Task brief ->
Reproduce every line of the material below, but drop the pictures.

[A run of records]

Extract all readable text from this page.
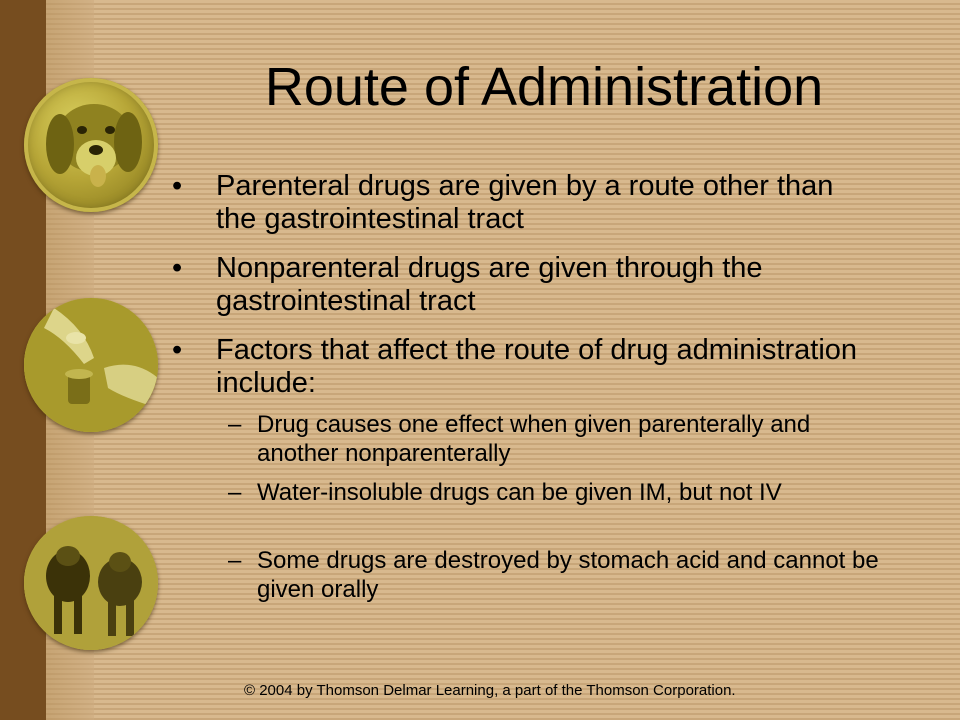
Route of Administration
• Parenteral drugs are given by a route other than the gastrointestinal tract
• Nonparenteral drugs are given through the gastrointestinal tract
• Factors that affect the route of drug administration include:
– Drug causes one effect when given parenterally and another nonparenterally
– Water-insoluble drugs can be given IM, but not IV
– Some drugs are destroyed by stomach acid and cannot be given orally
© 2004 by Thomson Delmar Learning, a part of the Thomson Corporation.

Full solution ->
Extract all readable text from this page.
Route of Administration
• Parenteral drugs are given by a route other than the gastrointestinal tract
• Nonparenteral drugs are given through the gastrointestinal tract
• Factors that affect the route of drug administration include:
– Drug causes one effect when given parenterally and another nonparenterally
– Water-insoluble drugs can be given IM, but not IV
– Some drugs are destroyed by stomach acid and cannot be given orally
© 2004 by Thomson Delmar Learning, a part of the Thomson Corporation.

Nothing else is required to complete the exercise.